* Records supplied *
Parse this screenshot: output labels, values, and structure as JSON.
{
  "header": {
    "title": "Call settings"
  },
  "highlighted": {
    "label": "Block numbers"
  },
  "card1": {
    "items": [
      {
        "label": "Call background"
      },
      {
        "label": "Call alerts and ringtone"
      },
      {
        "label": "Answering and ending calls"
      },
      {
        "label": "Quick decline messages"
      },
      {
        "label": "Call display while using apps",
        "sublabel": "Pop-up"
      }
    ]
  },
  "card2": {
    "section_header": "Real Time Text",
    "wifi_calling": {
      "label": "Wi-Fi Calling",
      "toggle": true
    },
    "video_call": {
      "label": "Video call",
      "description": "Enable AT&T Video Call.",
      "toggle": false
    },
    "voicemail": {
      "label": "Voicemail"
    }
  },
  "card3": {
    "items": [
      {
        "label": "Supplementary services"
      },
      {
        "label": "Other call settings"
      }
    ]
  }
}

* Given request *
Restate the data above word for word, please.

* Task solution *
Parse this screenshot: output labels, values, and structure as JSON.
{
  "header": {
    "title": "Call settings"
  },
  "highlighted": {
    "label": "Block numbers"
  },
  "card1": {
    "items": [
      {
        "label": "Call background"
      },
      {
        "label": "Call alerts and ringtone"
      },
      {
        "label": "Answering and ending calls"
      },
      {
        "label": "Quick decline messages"
      },
      {
        "label": "Call display while using apps",
        "sublabel": "Pop-up"
      }
    ]
  },
  "card2": {
    "section_header": "Real Time Text",
    "wifi_calling": {
      "label": "Wi-Fi Calling",
      "toggle": true
    },
    "video_call": {
      "label": "Video call",
      "description": "Enable AT&T Video Call.",
      "toggle": false
    },
    "voicemail": {
      "label": "Voicemail"
    }
  },
  "card3": {
    "items": [
      {
        "label": "Supplementary services"
      },
      {
        "label": "Other call settings"
      }
    ]
  }
}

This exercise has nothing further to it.